* [Set exercise]
Look through the data below. Show each line where the string "headline" occurs.

===============

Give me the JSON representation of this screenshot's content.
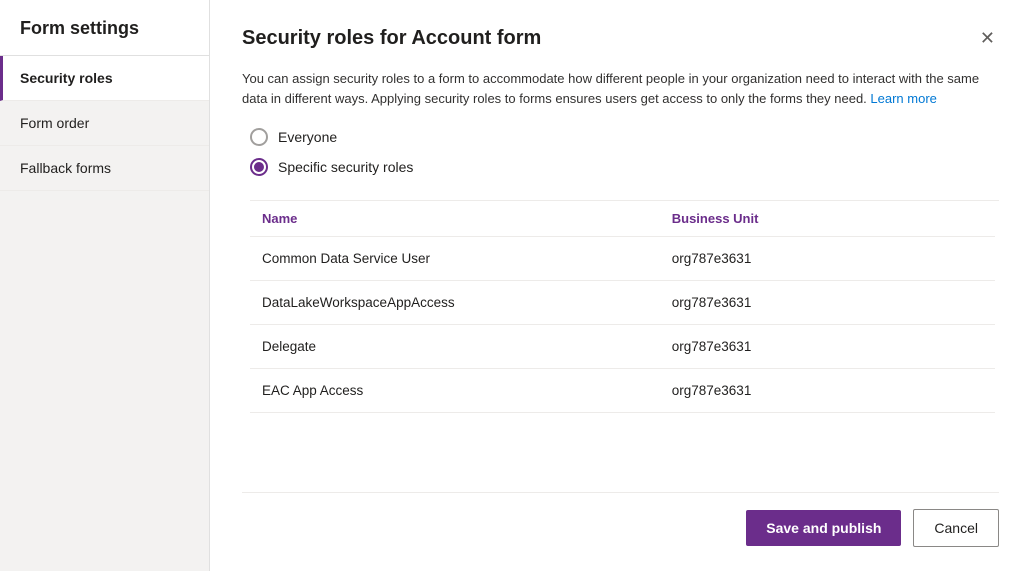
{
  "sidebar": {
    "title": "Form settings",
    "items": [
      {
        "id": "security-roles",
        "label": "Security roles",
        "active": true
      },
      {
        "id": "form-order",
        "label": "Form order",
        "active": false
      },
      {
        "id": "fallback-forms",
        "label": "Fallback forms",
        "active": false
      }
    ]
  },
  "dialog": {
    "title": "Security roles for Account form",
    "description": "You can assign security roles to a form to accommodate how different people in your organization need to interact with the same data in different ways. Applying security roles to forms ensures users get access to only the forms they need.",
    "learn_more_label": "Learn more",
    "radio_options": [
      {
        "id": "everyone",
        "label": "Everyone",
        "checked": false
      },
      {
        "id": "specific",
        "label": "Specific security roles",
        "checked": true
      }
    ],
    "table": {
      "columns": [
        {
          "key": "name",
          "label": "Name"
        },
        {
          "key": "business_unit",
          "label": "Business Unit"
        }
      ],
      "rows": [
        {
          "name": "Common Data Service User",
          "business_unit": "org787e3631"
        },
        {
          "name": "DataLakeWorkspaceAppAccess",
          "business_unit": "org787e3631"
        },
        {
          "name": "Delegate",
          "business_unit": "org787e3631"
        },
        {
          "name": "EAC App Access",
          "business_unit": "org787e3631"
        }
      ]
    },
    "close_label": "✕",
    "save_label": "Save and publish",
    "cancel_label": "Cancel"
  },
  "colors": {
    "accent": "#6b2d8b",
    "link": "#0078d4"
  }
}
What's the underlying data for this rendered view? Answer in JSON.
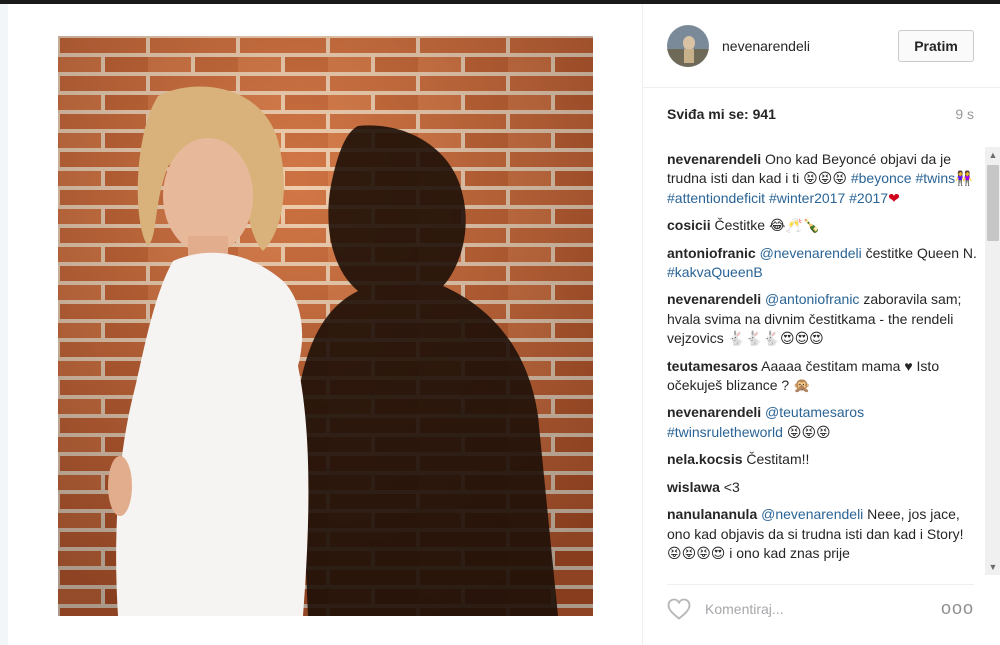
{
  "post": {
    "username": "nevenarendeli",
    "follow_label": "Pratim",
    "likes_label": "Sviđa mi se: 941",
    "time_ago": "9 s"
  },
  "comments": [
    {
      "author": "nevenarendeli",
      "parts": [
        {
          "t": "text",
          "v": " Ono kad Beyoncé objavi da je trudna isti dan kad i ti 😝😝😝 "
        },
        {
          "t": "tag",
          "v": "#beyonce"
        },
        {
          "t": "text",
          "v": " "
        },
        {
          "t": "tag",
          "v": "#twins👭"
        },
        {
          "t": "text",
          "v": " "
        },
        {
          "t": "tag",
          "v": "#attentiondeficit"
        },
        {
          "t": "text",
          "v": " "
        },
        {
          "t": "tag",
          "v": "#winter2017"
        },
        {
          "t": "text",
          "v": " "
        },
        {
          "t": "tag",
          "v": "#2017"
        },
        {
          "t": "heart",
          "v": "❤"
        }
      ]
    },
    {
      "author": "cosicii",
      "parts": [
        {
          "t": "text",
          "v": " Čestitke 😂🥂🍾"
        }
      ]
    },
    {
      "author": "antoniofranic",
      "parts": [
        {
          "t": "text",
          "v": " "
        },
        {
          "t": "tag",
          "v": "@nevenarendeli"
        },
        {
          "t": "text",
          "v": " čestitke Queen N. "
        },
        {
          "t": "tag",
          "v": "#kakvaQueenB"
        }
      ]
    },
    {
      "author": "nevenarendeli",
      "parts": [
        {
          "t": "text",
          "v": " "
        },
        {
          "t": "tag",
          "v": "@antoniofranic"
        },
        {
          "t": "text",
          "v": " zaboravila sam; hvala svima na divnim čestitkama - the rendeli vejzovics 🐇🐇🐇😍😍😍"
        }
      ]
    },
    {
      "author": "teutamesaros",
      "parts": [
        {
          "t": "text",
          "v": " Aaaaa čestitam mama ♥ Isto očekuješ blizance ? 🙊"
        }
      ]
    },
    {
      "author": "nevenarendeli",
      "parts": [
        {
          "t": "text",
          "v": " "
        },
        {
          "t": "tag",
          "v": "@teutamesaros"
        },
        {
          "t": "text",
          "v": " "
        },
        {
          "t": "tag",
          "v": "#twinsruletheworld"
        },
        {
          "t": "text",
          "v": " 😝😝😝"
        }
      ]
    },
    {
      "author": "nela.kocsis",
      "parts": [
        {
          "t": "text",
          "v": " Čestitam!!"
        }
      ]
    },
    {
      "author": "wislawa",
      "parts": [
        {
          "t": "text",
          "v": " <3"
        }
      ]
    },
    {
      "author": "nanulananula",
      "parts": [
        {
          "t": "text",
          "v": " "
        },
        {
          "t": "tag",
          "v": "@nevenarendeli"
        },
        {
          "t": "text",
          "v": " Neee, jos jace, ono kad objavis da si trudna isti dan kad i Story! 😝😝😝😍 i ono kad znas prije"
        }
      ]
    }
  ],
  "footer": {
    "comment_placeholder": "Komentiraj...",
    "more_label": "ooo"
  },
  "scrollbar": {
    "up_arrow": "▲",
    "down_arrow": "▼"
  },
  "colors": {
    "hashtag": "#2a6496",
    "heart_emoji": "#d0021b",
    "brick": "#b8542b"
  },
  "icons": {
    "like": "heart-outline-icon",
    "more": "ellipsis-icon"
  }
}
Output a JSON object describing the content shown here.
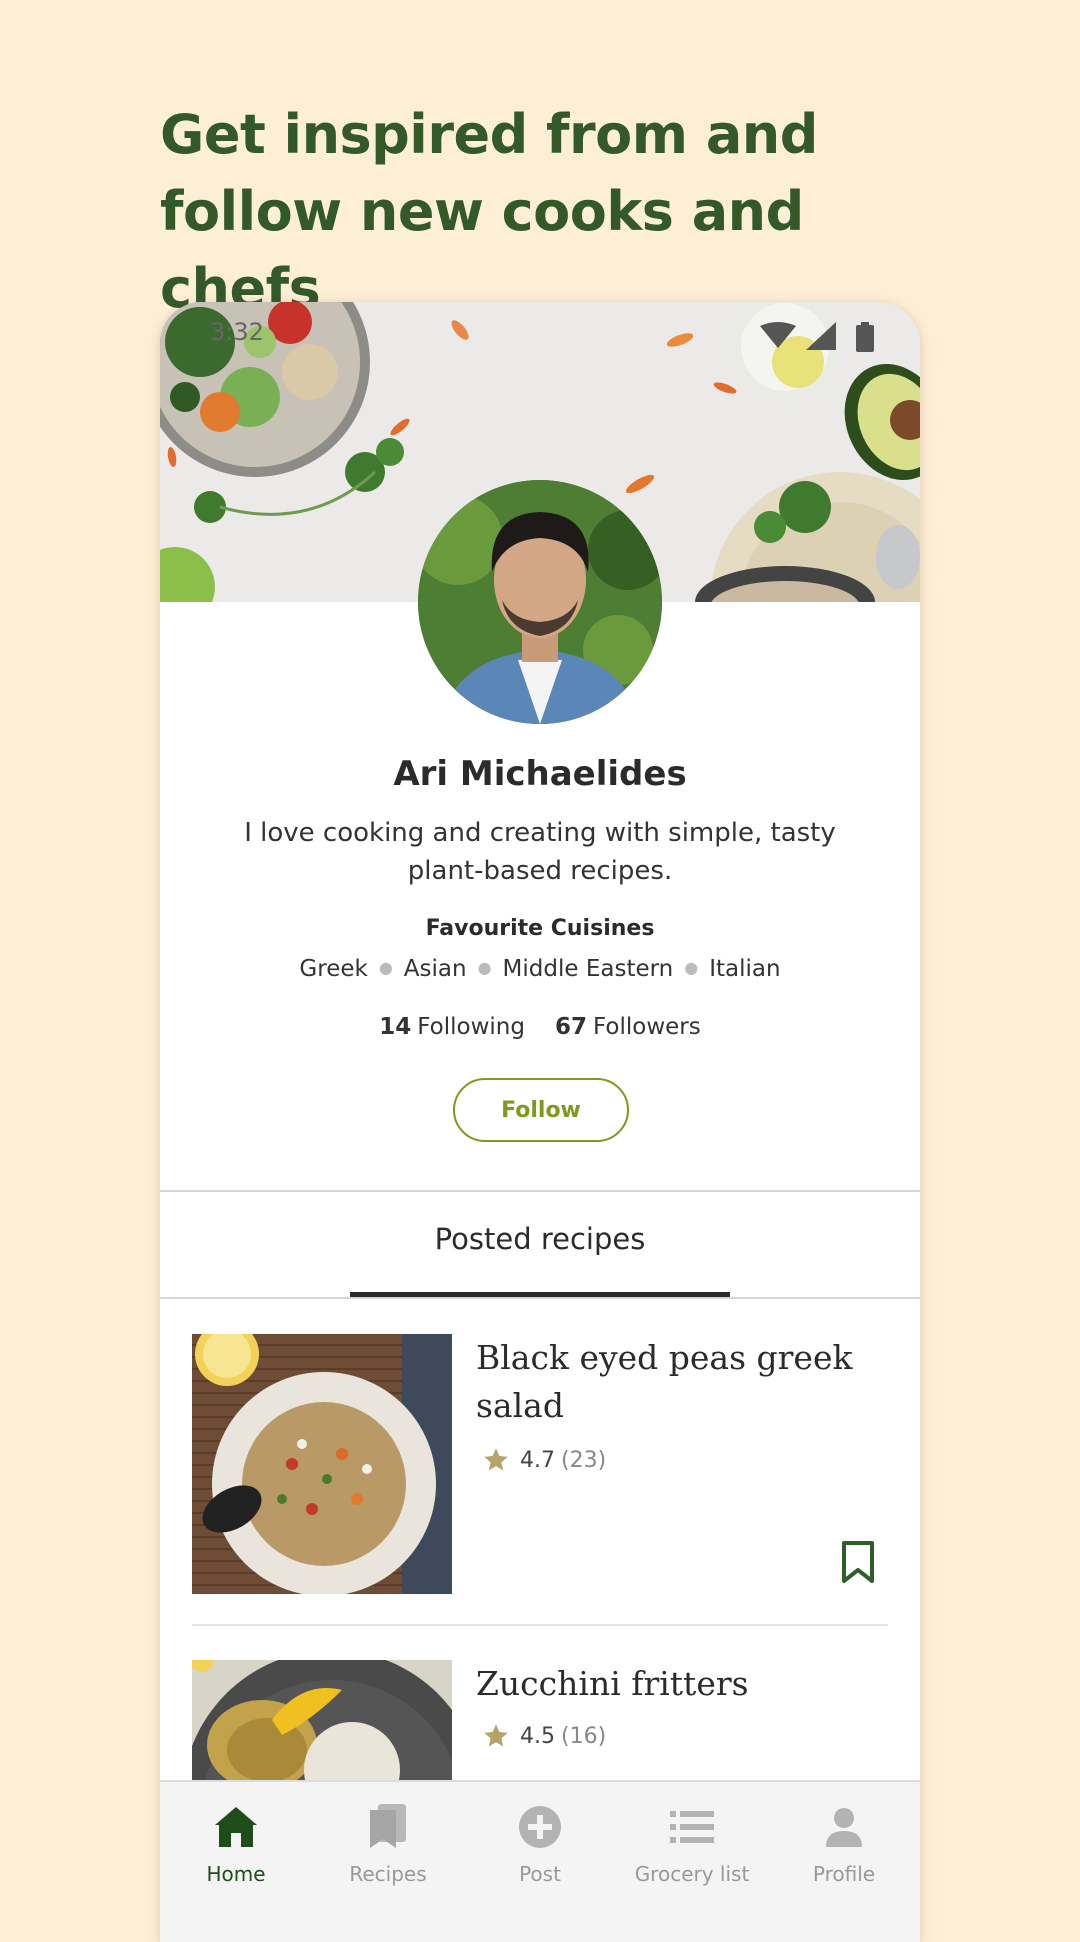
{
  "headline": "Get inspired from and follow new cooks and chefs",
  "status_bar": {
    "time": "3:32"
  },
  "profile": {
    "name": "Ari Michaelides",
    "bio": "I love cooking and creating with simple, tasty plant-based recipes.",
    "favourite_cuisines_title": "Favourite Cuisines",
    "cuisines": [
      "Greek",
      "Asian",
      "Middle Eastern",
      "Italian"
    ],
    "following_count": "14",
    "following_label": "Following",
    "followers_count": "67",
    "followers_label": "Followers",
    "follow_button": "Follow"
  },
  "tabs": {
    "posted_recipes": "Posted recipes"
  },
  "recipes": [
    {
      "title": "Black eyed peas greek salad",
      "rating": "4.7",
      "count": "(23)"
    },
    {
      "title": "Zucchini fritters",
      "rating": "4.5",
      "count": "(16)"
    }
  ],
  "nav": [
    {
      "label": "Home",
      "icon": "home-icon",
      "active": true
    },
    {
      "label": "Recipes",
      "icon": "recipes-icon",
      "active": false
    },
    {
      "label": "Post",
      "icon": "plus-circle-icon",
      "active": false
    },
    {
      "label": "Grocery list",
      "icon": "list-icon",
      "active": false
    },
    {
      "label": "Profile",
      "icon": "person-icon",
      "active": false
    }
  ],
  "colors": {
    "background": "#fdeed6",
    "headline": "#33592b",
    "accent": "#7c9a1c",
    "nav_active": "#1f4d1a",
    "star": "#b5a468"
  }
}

===============

* [Result of the exercise]
  "headline": "Get inspired from and follow new cooks and chefs",
    "headline": "#33592b",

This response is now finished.